EXERCISE PROMPT: From the listing below, extract each line containing the string "Peak".

++++ DATA FOR PROCESSING ++++

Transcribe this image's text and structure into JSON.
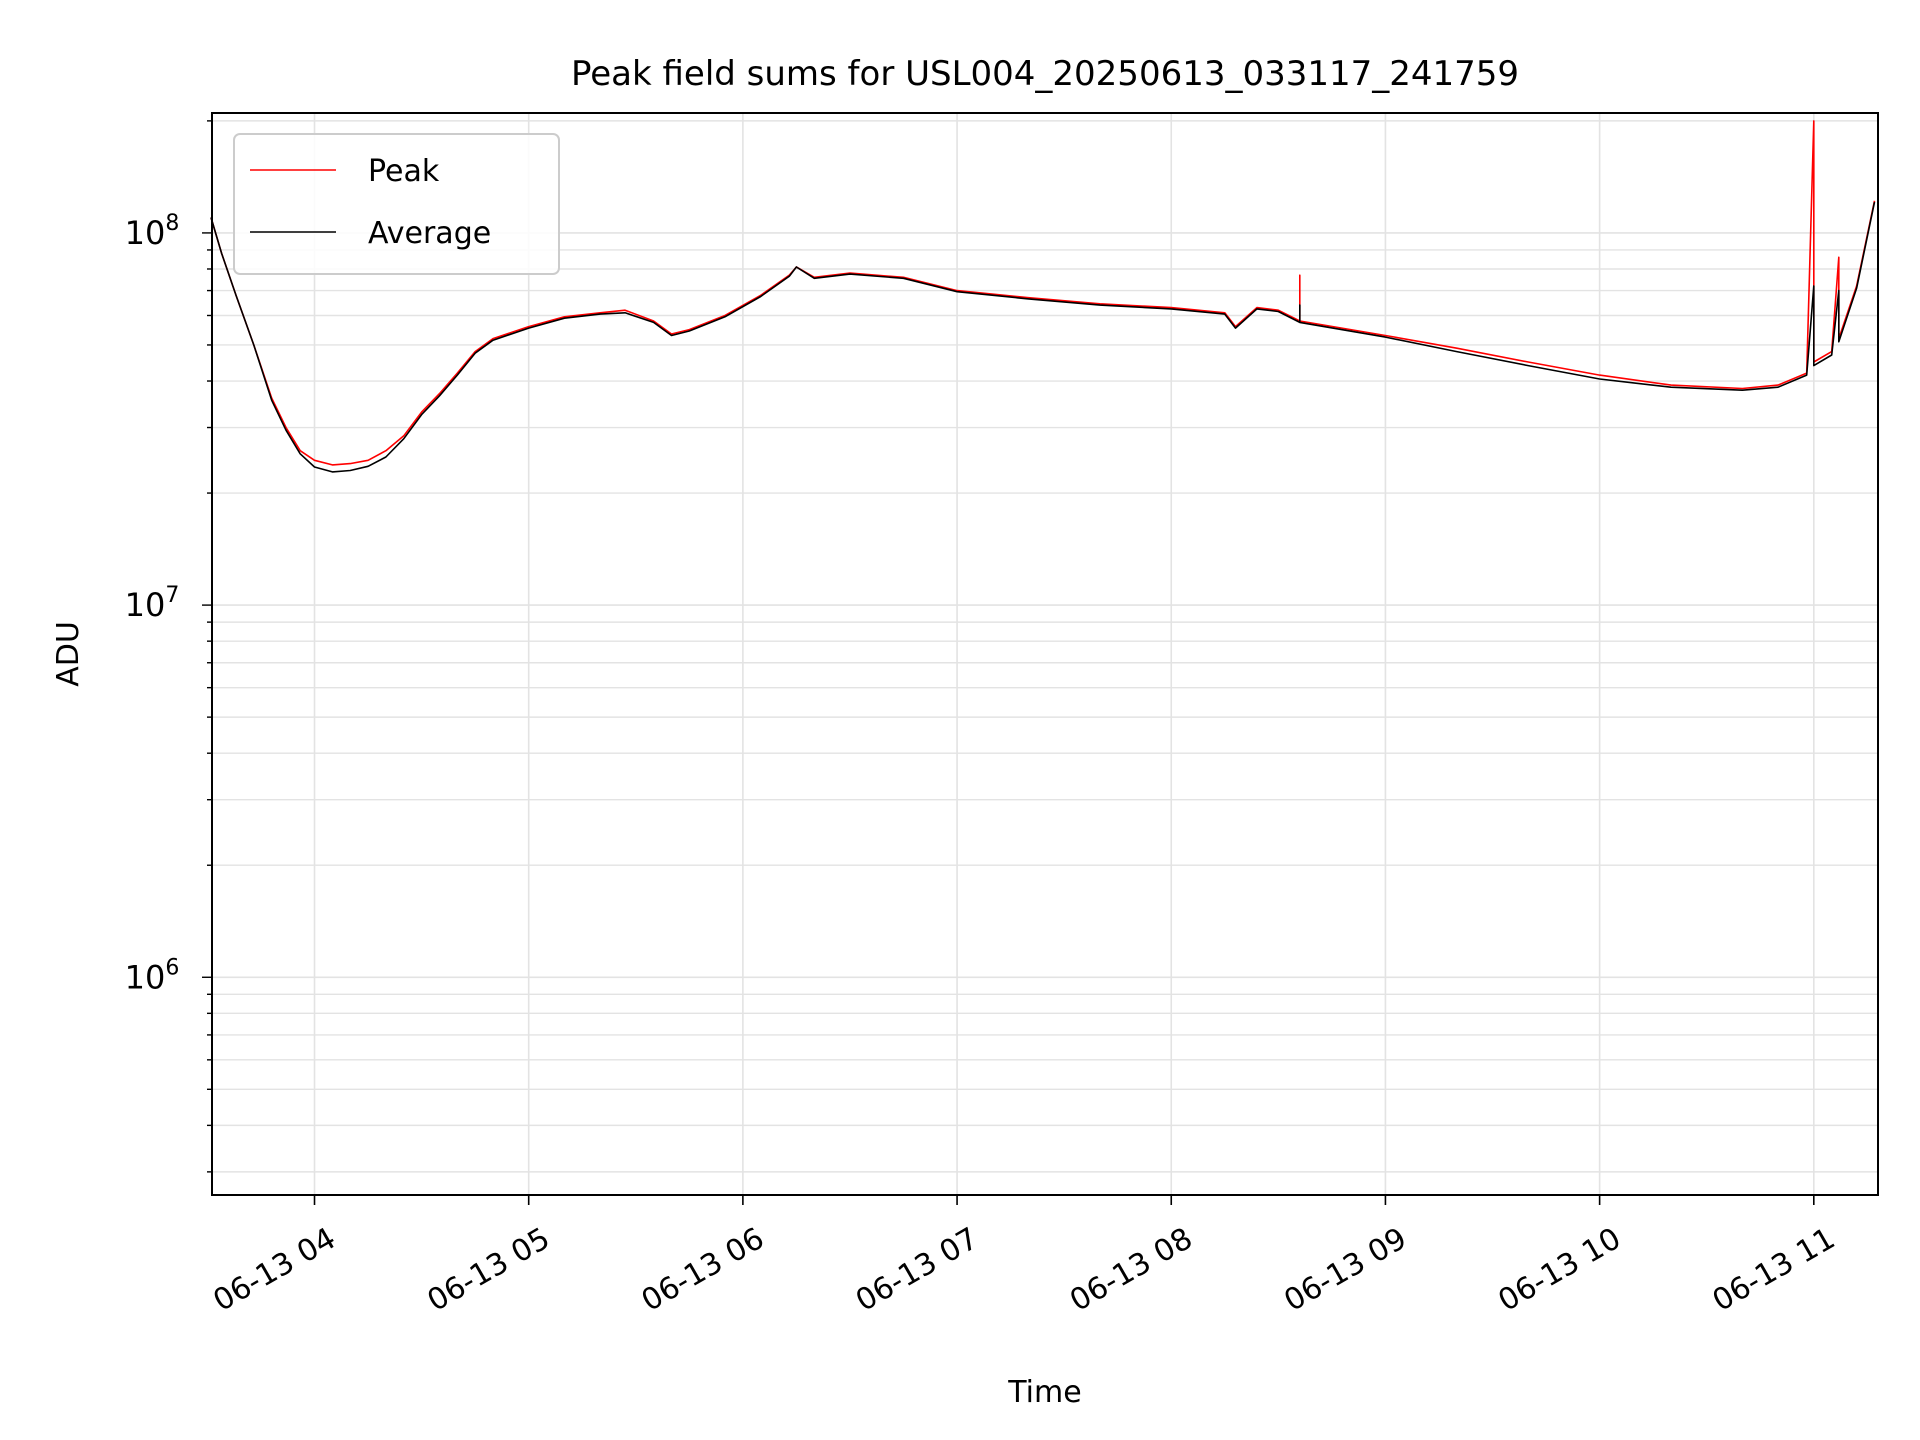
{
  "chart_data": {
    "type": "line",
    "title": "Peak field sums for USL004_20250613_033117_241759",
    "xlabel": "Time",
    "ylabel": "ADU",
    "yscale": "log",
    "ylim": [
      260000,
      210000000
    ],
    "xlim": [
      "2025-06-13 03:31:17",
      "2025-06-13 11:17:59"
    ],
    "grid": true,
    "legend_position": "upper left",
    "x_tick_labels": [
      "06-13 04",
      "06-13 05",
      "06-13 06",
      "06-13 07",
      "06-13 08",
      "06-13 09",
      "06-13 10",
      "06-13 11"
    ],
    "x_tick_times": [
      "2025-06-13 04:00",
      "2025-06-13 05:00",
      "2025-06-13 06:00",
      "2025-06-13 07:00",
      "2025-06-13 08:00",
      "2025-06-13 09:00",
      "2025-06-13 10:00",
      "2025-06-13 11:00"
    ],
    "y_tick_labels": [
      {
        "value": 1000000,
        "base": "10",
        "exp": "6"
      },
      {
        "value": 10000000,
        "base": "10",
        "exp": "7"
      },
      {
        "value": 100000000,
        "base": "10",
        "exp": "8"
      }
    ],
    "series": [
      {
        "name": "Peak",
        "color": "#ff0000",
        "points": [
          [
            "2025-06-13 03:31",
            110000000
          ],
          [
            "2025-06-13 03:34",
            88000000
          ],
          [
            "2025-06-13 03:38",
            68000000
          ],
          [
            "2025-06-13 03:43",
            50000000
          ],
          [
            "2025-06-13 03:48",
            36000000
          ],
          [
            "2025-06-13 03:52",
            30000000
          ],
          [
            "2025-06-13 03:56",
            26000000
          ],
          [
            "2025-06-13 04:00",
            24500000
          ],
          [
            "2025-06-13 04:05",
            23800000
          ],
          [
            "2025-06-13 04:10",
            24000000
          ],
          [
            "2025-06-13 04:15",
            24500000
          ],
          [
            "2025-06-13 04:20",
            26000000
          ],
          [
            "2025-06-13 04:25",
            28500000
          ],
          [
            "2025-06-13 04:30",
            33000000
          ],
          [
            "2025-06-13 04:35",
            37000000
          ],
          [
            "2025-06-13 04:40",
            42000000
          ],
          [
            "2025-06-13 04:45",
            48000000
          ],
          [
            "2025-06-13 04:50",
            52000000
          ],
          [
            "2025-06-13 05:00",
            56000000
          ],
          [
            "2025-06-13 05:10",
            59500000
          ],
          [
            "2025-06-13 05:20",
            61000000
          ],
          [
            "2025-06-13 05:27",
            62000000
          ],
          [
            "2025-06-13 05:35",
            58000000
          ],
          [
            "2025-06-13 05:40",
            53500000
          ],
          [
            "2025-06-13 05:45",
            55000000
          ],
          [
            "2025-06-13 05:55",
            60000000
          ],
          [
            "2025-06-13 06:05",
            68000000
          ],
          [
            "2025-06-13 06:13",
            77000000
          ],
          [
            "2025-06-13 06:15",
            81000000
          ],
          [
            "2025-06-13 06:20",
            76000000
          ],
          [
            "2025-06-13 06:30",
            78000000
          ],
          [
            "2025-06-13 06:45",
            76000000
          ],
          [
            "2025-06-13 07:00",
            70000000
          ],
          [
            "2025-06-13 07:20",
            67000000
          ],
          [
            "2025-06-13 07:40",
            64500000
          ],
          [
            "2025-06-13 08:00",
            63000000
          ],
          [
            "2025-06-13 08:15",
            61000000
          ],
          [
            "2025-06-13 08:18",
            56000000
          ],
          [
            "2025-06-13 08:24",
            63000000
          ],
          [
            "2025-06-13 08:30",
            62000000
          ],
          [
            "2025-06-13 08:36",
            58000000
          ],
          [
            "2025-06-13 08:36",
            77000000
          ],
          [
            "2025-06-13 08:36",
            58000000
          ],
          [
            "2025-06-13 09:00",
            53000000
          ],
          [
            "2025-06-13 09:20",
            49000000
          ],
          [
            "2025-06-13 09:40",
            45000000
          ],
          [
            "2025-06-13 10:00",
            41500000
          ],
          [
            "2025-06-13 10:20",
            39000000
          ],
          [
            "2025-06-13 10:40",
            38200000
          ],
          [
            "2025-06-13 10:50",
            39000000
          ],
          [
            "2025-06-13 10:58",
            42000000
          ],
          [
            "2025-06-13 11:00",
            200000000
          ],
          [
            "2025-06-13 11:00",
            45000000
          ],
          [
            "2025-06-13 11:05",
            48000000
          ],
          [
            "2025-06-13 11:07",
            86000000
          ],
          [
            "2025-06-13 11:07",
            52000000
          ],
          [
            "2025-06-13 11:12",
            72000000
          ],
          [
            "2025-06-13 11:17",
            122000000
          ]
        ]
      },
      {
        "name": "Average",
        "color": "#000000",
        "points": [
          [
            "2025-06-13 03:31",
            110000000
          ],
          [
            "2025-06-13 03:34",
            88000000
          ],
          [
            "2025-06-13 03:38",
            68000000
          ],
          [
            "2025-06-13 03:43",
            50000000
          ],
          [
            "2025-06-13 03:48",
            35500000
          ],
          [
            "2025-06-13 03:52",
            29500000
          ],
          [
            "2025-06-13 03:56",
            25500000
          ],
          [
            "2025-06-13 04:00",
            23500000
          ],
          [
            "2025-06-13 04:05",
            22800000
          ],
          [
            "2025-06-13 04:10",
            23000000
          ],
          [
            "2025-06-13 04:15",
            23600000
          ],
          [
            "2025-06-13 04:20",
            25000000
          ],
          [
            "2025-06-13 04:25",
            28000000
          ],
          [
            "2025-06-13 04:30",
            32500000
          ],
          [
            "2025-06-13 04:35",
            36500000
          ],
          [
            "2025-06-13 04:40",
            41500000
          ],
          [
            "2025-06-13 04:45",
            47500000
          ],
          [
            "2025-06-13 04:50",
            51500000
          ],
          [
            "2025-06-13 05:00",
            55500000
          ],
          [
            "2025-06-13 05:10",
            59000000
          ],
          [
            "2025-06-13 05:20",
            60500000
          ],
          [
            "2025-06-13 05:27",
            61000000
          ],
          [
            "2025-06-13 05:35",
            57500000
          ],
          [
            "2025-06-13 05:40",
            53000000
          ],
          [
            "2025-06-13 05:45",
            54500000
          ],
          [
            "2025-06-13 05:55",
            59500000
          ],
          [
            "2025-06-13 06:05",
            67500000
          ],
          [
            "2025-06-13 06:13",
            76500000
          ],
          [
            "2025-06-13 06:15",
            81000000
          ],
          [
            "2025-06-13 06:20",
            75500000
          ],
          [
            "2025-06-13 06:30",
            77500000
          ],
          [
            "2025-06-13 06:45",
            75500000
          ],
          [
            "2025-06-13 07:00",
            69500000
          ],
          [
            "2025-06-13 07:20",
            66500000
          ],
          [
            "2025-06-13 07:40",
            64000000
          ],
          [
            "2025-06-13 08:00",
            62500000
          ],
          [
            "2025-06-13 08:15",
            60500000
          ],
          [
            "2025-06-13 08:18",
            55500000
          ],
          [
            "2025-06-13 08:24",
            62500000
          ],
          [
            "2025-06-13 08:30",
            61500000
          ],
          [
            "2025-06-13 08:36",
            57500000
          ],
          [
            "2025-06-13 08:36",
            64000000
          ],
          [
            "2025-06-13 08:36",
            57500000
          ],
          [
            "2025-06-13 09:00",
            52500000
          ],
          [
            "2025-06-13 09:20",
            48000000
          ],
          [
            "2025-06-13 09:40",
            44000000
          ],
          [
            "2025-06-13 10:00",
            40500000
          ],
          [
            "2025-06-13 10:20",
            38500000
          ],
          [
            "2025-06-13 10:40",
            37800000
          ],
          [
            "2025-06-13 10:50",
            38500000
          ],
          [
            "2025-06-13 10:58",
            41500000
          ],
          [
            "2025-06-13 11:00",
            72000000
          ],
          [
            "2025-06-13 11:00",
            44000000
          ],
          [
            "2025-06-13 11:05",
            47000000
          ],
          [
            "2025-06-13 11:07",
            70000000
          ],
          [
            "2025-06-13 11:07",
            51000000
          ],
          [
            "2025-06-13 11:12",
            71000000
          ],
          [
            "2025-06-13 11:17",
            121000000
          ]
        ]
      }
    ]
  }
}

++++
++++ DATA FOR PROCESSING ++++

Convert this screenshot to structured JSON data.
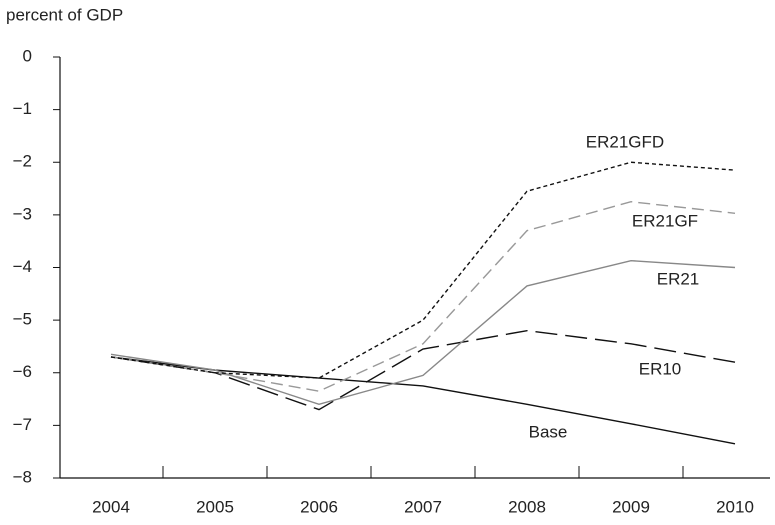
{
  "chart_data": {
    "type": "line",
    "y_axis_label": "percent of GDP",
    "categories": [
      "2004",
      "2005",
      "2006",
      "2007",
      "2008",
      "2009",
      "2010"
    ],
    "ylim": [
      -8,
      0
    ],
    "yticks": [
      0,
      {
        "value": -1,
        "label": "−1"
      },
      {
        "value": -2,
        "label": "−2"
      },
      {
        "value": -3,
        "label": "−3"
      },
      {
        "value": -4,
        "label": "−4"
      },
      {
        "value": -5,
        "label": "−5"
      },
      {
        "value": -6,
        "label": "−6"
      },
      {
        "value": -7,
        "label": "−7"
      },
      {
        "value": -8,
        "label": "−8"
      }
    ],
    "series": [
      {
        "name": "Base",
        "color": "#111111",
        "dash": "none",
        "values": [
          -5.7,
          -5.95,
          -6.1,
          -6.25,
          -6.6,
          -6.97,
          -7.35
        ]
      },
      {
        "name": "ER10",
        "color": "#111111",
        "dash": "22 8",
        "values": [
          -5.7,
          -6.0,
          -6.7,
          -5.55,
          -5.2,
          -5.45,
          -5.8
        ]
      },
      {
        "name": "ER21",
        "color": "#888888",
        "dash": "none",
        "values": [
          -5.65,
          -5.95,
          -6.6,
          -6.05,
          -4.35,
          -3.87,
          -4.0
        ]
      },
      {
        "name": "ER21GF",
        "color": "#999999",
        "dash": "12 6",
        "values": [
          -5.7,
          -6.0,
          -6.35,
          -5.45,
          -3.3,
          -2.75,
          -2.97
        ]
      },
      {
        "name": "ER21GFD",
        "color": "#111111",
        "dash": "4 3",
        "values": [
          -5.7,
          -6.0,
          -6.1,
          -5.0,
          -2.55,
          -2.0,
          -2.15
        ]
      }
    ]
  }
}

++++

RIGHT ANSWER:
    "title": "Peak field sums for USL004_20250613_033117_241759",
        "name": "Peak",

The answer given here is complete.